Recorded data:
** BEGIN **

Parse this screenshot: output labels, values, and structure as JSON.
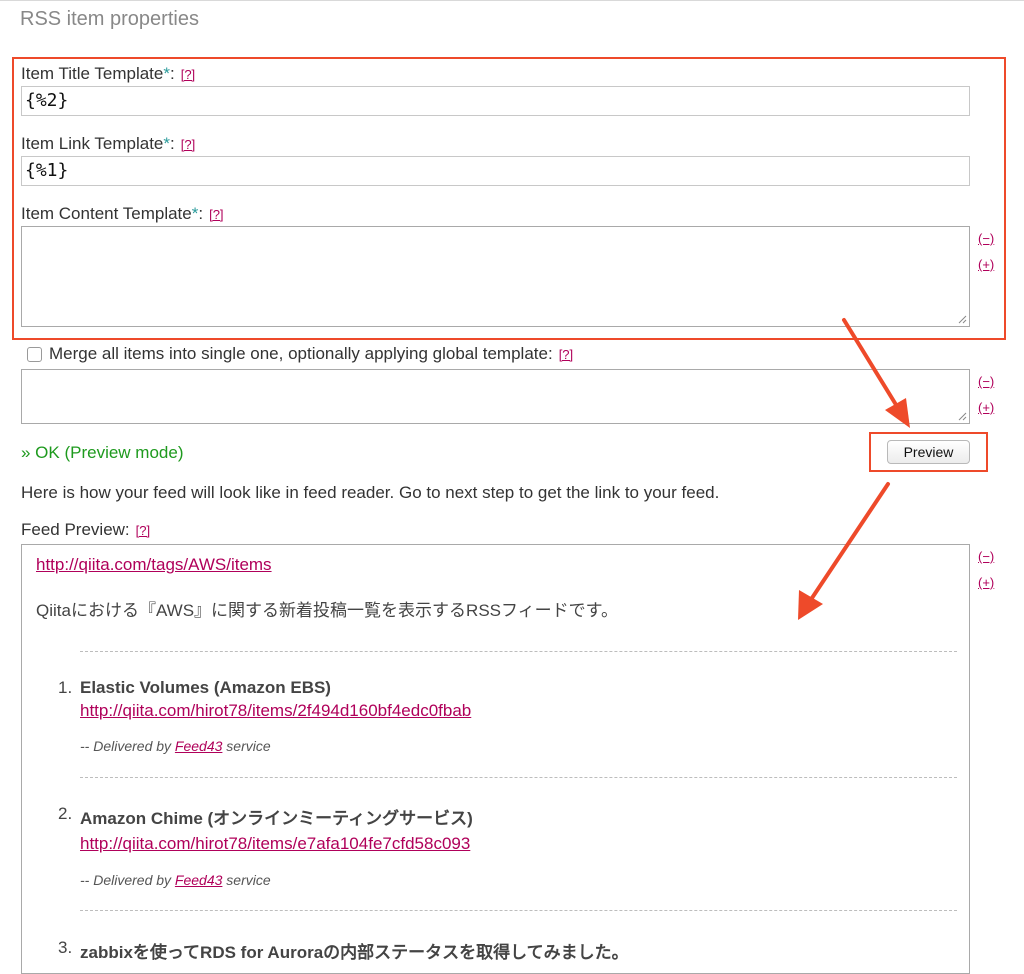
{
  "section_title": "RSS item properties",
  "required_mark": "*",
  "colon": ":",
  "help_link": "[?]",
  "fields": {
    "title": {
      "label": "Item Title Template",
      "value": "{%2}"
    },
    "link": {
      "label": "Item Link Template",
      "value": "{%1}"
    },
    "content": {
      "label": "Item Content Template",
      "value": ""
    }
  },
  "textarea_controls": {
    "shrink": "(−)",
    "grow": "(+)"
  },
  "merge": {
    "checked": false,
    "label": "Merge all items into single one, optionally applying global template:",
    "value": ""
  },
  "status": "» OK (Preview mode)",
  "preview_button": "Preview",
  "info_text": "Here is how your feed will look like in feed reader. Go to next step to get the link to your feed.",
  "feed_preview": {
    "label": "Feed Preview:",
    "feed_url": "http://qiita.com/tags/AWS/items",
    "description": "Qiitaにおける『AWS』に関する新着投稿一覧を表示するRSSフィードです。",
    "items": [
      {
        "num": "1.",
        "title": "Elastic Volumes (Amazon EBS)",
        "url": "http://qiita.com/hirot78/items/2f494d160bf4edc0fbab",
        "delivered_prefix": "-- Delivered by ",
        "delivered_link": "Feed43",
        "delivered_suffix": " service"
      },
      {
        "num": "2.",
        "title": "Amazon Chime (オンラインミーティングサービス)",
        "url": "http://qiita.com/hirot78/items/e7afa104fe7cfd58c093",
        "delivered_prefix": "-- Delivered by ",
        "delivered_link": "Feed43",
        "delivered_suffix": " service"
      },
      {
        "num": "3.",
        "title": "zabbixを使ってRDS for Auroraの内部ステータスを取得してみました。"
      }
    ]
  },
  "colors": {
    "link": "#b0005a",
    "required": "#2a9b9b",
    "ok": "#1e9a1e",
    "annotation": "#ee4a2a"
  }
}
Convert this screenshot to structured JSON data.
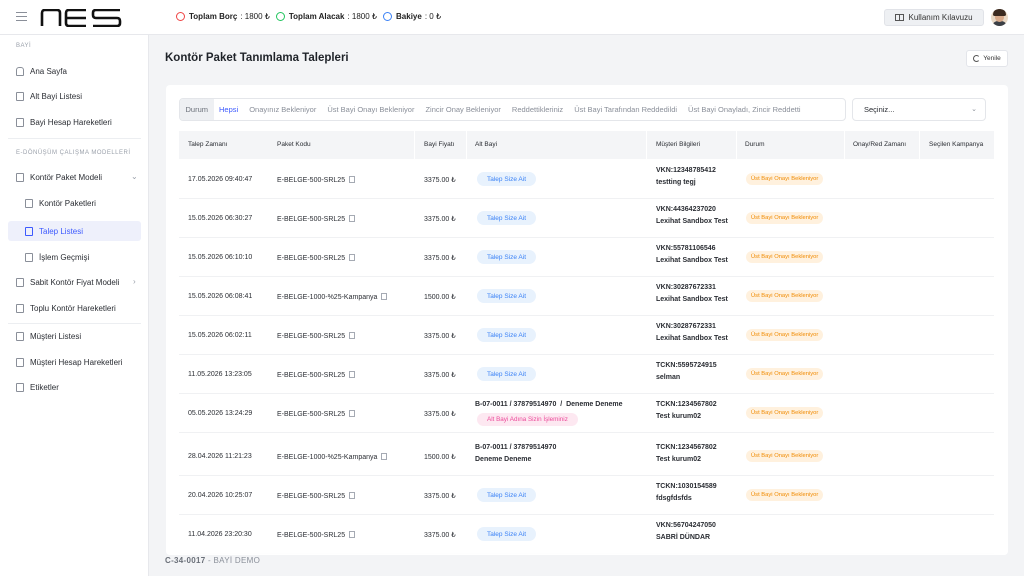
{
  "brand": {
    "logo_text": "nes"
  },
  "header": {
    "balances": [
      {
        "label": "Toplam Borç",
        "value": "1800 ₺",
        "color": "#ef4444",
        "icon": "minus-circle-icon"
      },
      {
        "label": "Toplam Alacak",
        "value": "1800 ₺",
        "color": "#22c55e",
        "icon": "check-circle-icon"
      },
      {
        "label": "Bakiye",
        "value": "0 ₺",
        "color": "#3b82f6",
        "icon": "info-circle-icon"
      }
    ],
    "guide_label": "Kullanım Kılavuzu"
  },
  "sidebar": {
    "section1": "BAYİ",
    "items": [
      {
        "label": "Ana Sayfa"
      },
      {
        "label": "Alt Bayi Listesi"
      },
      {
        "label": "Bayi Hesap Hareketleri"
      }
    ],
    "section2": "E-DÖNÜŞÜM ÇALIŞMA MODELLERİ",
    "items2": [
      {
        "label": "Kontör Paket Modeli"
      },
      {
        "label": "Kontör Paketleri"
      },
      {
        "label": "Talep Listesi"
      },
      {
        "label": "İşlem Geçmişi"
      },
      {
        "label": "Sabit Kontör Fiyat Modeli"
      },
      {
        "label": "Toplu Kontör Hareketleri"
      }
    ],
    "items3": [
      {
        "label": "Müşteri Listesi"
      },
      {
        "label": "Müşteri Hesap Hareketleri"
      },
      {
        "label": "Etiketler"
      }
    ]
  },
  "footer": {
    "code": "C-34-0017",
    "sep": " - ",
    "name": "BAYİ DEMO"
  },
  "main": {
    "title": "Kontör Paket Tanımlama Talepleri",
    "refresh_label": "Yenile",
    "tabs": [
      "Durum",
      "Hepsi",
      "Onayınız Bekleniyor",
      "Üst Bayi Onayı Bekleniyor",
      "Zincir Onay Bekleniyor",
      "Reddettikleriniz",
      "Üst Bayi Tarafından Reddedildi",
      "Üst Bayi Onayladı, Zincir Reddetti"
    ],
    "select_placeholder": "Seçiniz...",
    "columns": [
      "Talep Zamanı",
      "Paket Kodu",
      "Bayi Fiyatı",
      "Alt Bayi",
      "Müşteri Bilgileri",
      "Durum",
      "Onay/Red Zamanı",
      "Seçilen Kampanya"
    ],
    "rows": [
      {
        "time": "17.05.2026 09:40:47",
        "code": "E-BELGE-500-SRL25",
        "price": "3375.00 ₺",
        "subdealer_pill": "Talep Size Ait",
        "cust_id": "VKN:12348785412",
        "cust_name": "testting tegj",
        "status": "Üst Bayi Onayı Bekleniyor"
      },
      {
        "time": "15.05.2026 06:30:27",
        "code": "E-BELGE-500-SRL25",
        "price": "3375.00 ₺",
        "subdealer_pill": "Talep Size Ait",
        "cust_id": "VKN:44364237020",
        "cust_name": "Lexihat Sandbox Test",
        "status": "Üst Bayi Onayı Bekleniyor"
      },
      {
        "time": "15.05.2026 06:10:10",
        "code": "E-BELGE-500-SRL25",
        "price": "3375.00 ₺",
        "subdealer_pill": "Talep Size Ait",
        "cust_id": "VKN:55781106546",
        "cust_name": "Lexihat Sandbox Test",
        "status": "Üst Bayi Onayı Bekleniyor"
      },
      {
        "time": "15.05.2026 06:08:41",
        "code": "E-BELGE-1000-%25-Kampanya",
        "price": "1500.00 ₺",
        "subdealer_pill": "Talep Size Ait",
        "cust_id": "VKN:30287672331",
        "cust_name": "Lexihat Sandbox Test",
        "status": "Üst Bayi Onayı Bekleniyor"
      },
      {
        "time": "15.05.2026 06:02:11",
        "code": "E-BELGE-500-SRL25",
        "price": "3375.00 ₺",
        "subdealer_pill": "Talep Size Ait",
        "cust_id": "VKN:30287672331",
        "cust_name": "Lexihat Sandbox Test",
        "status": "Üst Bayi Onayı Bekleniyor"
      },
      {
        "time": "11.05.2026 13:23:05",
        "code": "E-BELGE-500-SRL25",
        "price": "3375.00 ₺",
        "subdealer_pill": "Talep Size Ait",
        "cust_id": "TCKN:5595724915",
        "cust_name": "selman",
        "status": "Üst Bayi Onayı Bekleniyor"
      },
      {
        "time": "05.05.2026 13:24:29",
        "code": "E-BELGE-500-SRL25",
        "price": "3375.00 ₺",
        "subdealer_text": "B-07-0011 / 37879514970",
        "subdealer_sep": "/",
        "subdealer_name": "Deneme Deneme",
        "subdealer_pill_pink": "Alt Bayi Adına Sizin İşleminiz",
        "cust_id": "TCKN:1234567802",
        "cust_name": "Test kurum02",
        "status": "Üst Bayi Onayı Bekleniyor"
      },
      {
        "time": "28.04.2026 11:21:23",
        "code": "E-BELGE-1000-%25-Kampanya",
        "price": "1500.00 ₺",
        "subdealer_text": "B-07-0011 / 37879514970",
        "subdealer_name": "Deneme Deneme",
        "cust_id": "TCKN:1234567802",
        "cust_name": "Test kurum02",
        "status": "Üst Bayi Onayı Bekleniyor"
      },
      {
        "time": "20.04.2026 10:25:07",
        "code": "E-BELGE-500-SRL25",
        "price": "3375.00 ₺",
        "subdealer_pill": "Talep Size Ait",
        "cust_id": "TCKN:1030154589",
        "cust_name": "fdsgfdsfds",
        "status": "Üst Bayi Onayı Bekleniyor"
      },
      {
        "time": "11.04.2026 23:20:30",
        "code": "E-BELGE-500-SRL25",
        "price": "3375.00 ₺",
        "subdealer_pill": "Talep Size Ait",
        "cust_id": "VKN:56704247050",
        "cust_name": "SABRİ DÜNDAR",
        "status": ""
      }
    ]
  }
}
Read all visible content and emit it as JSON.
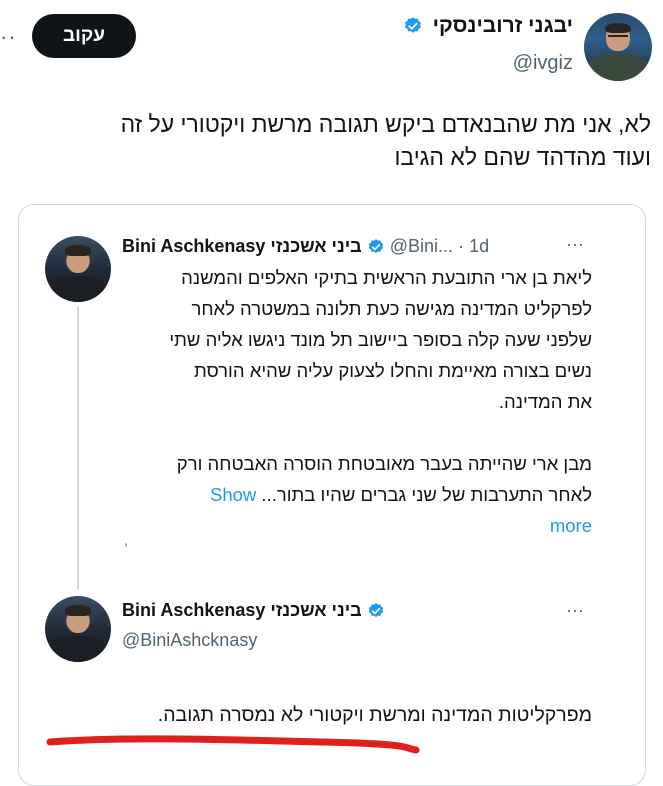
{
  "header": {
    "author_name": "יבגני זרובינסקי",
    "author_handle": "@ivgiz",
    "follow_label": "עקוב",
    "more_label": "··"
  },
  "main_tweet": {
    "line1": "לא, אני מת שהבנאדם ביקש תגובה מרשת ויקטורי על זה",
    "line2": "ועוד מהדהד שהם לא הגיבו"
  },
  "quote1": {
    "author_name_en": "Bini Aschkenasy",
    "author_name_he": "ביני אשכנזי",
    "handle": "@Bini...",
    "sep": "·",
    "time": "1d",
    "more_label": "···",
    "lines": [
      "ליאת בן ארי התובעת הראשית בתיקי האלפים והמשנה",
      "לפרקליט המדינה מגישה כעת תלונה במשטרה לאחר",
      "שלפני שעה קלה בסופר ביישוב תל מונד ניגשו אליה שתי",
      "נשים בצורה מאיימת והחלו לצעוק עליה שהיא הורסת",
      "את המדינה."
    ],
    "para2_line1": "מבן ארי שהייתה בעבר מאובטחת הוסרה האבטחה ורק",
    "para2_line2": "לאחר התערבות של שני גברים שהיו בתור...",
    "show_label": "Show",
    "more_link": "more",
    "tick": ","
  },
  "quote2": {
    "author_name_en": "Bini Aschkenasy",
    "author_name_he": "ביני אשכנזי",
    "handle": "@BiniAshcknasy",
    "more_label": "···",
    "text": "מפרקליטות המדינה ומרשת ויקטורי לא נמסרה תגובה."
  },
  "colors": {
    "accent": "#1d9bf0",
    "text": "#0f1419",
    "secondary": "#536471",
    "underline": "#e0201c"
  }
}
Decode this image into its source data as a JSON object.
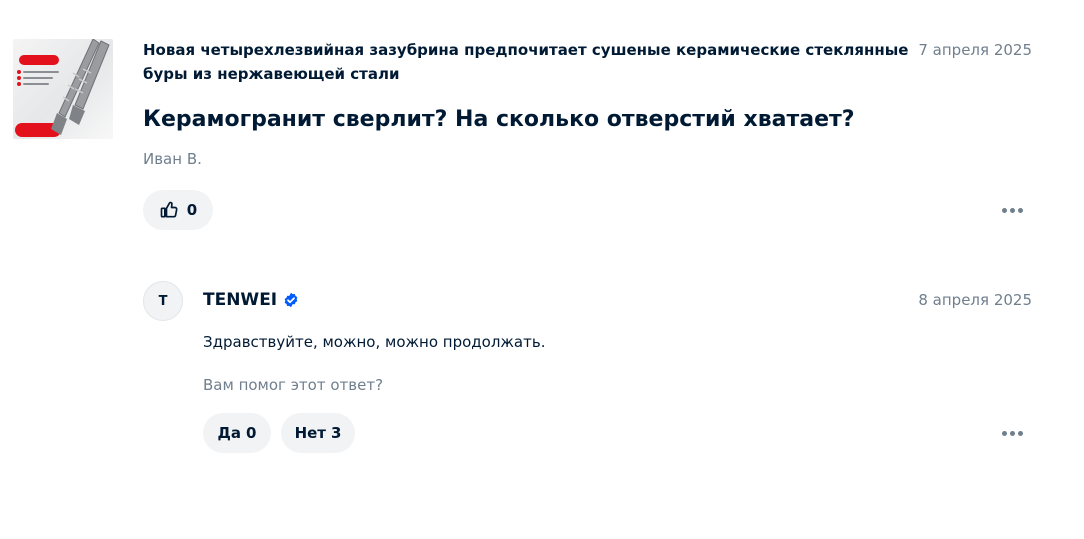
{
  "question": {
    "product_title": "Новая четырехлезвийная зазубрина предпочитает сушеные керамические стеклянные буры из нержавеющей стали",
    "date": "7 апреля 2025",
    "text": "Керамогранит сверлит? На сколько отверстий хватает?",
    "author": "Иван В.",
    "likes": "0"
  },
  "answer": {
    "avatar_letter": "T",
    "seller": "TENWEI",
    "date": "8 апреля 2025",
    "text": "Здравствуйте, можно, можно продолжать.",
    "helpful_question": "Вам помог этот ответ?",
    "yes_label": "Да",
    "yes_count": "0",
    "no_label": "Нет",
    "no_count": "3"
  },
  "icons": {
    "like": "thumbs-up-icon",
    "more": "more-dots-icon",
    "verified": "verified-check-icon"
  },
  "colors": {
    "text": "#001a34",
    "secondary": "#707f8d",
    "pill_bg": "#f2f3f5",
    "verified": "#005bff",
    "thumb_accent": "#e3111b"
  }
}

** END **

● **Objective**: Show every line above in which the word "this" occurs.

● **Answer to the problem**:
Parse this screenshot: output labels, values, and structure as JSON.
Convert this screenshot to structured JSON data.
Decode this image into its source data as a JSON object.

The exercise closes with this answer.